▶ WHAT THIS TASK INVOLVES
Write out the records that appear below, verbatim and complete, but without pictures.

▶ GIVEN DATA
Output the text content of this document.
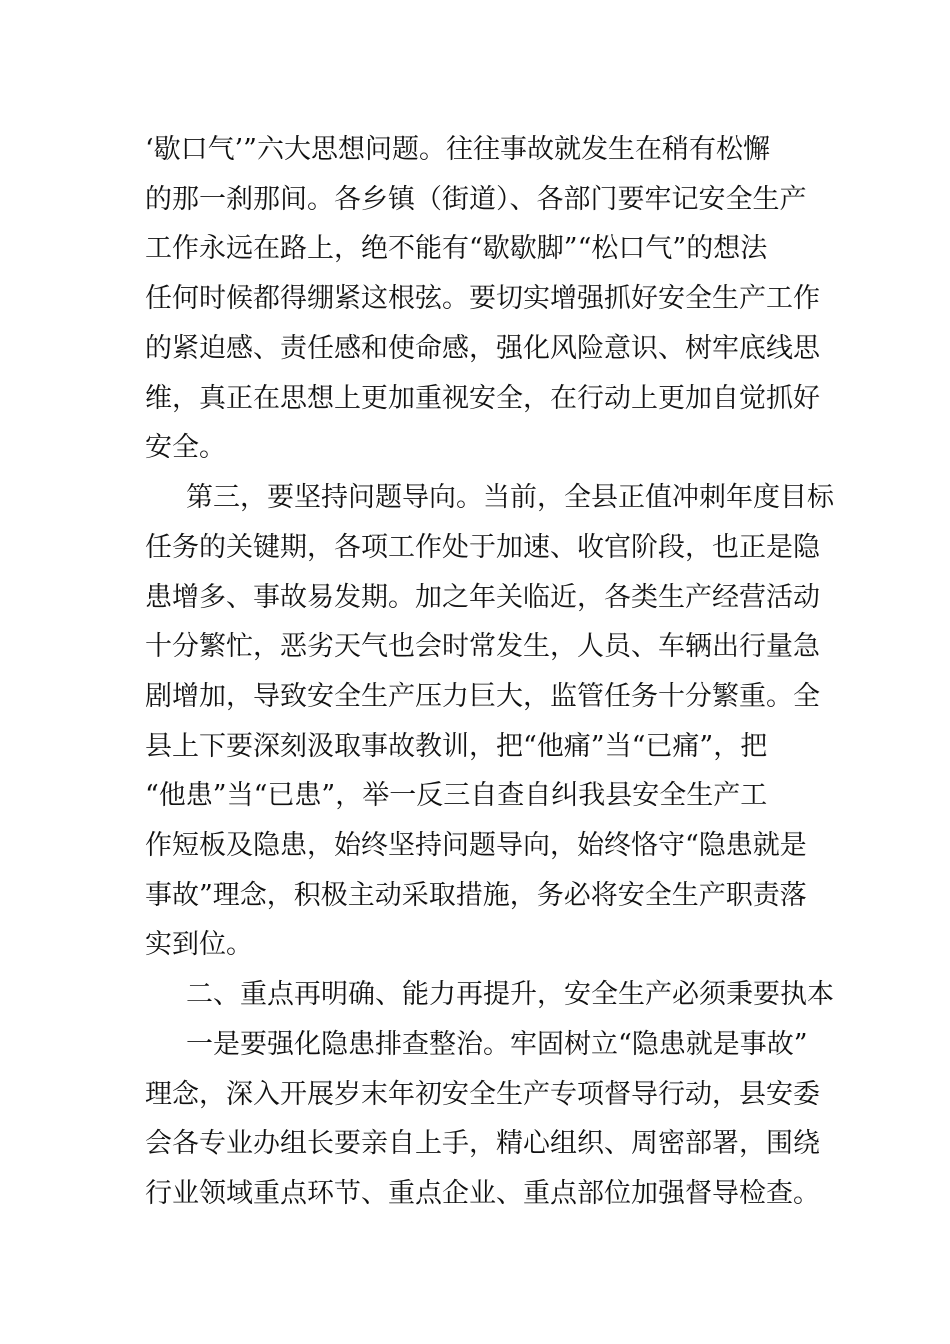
‘歇口气’”六大思想问题。往往事故就发生在稍有松懈
的那一刹那间。各乡镇（街道）、各部门要牢记安全生产
工作永远在路上，绝不能有“歇歇脚”“松口气”的想法
任何时候都得绷紧这根弦。要切实增强抓好安全生产工作
的紧迫感、责任感和使命感，强化风险意识、树牢底线思
维，真正在思想上更加重视安全，在行动上更加自觉抓好
安全。
第三，要坚持问题导向。当前，全县正值冲刺年度目标
任务的关键期，各项工作处于加速、收官阶段，也正是隐
患增多、事故易发期。加之年关临近，各类生产经营活动
十分繁忙，恶劣天气也会时常发生，人员、车辆出行量急
剧增加，导致安全生产压力巨大，监管任务十分繁重。全
县上下要深刻汲取事故教训，把“他痛”当“已痛”，把
“他患”当“已患”，举一反三自查自纠我县安全生产工
作短板及隐患，始终坚持问题导向，始终恪守“隐患就是
事故”理念，积极主动采取措施，务必将安全生产职责落
实到位。
二、重点再明确、能力再提升，安全生产必须秉要执本
一是要强化隐患排查整治。牢固树立“隐患就是事故”
理念，深入开展岁末年初安全生产专项督导行动，县安委
会各专业办组长要亲自上手，精心组织、周密部署，围绕
行业领域重点环节、重点企业、重点部位加强督导检查。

▶ RESPONSE TO THE EXERCISE
Output the text content of this document.
‘歇口气’”六大思想问题。往往事故就发生在稍有松懈
的那一刹那间。各乡镇（街道）、各部门要牢记安全生产
工作永远在路上，绝不能有“歇歇脚”“松口气”的想法
任何时候都得绷紧这根弦。要切实增强抓好安全生产工作
的紧迫感、责任感和使命感，强化风险意识、树牢底线思
维，真正在思想上更加重视安全，在行动上更加自觉抓好
安全。
第三，要坚持问题导向。当前，全县正值冲刺年度目标
任务的关键期，各项工作处于加速、收官阶段，也正是隐
患增多、事故易发期。加之年关临近，各类生产经营活动
十分繁忙，恶劣天气也会时常发生，人员、车辆出行量急
剧增加，导致安全生产压力巨大，监管任务十分繁重。全
县上下要深刻汲取事故教训，把“他痛”当“已痛”，把
“他患”当“已患”，举一反三自查自纠我县安全生产工
作短板及隐患，始终坚持问题导向，始终恪守“隐患就是
事故”理念，积极主动采取措施，务必将安全生产职责落
实到位。
二、重点再明确、能力再提升，安全生产必须秉要执本
一是要强化隐患排查整治。牢固树立“隐患就是事故”
理念，深入开展岁末年初安全生产专项督导行动，县安委
会各专业办组长要亲自上手，精心组织、周密部署，围绕
行业领域重点环节、重点企业、重点部位加强督导检查。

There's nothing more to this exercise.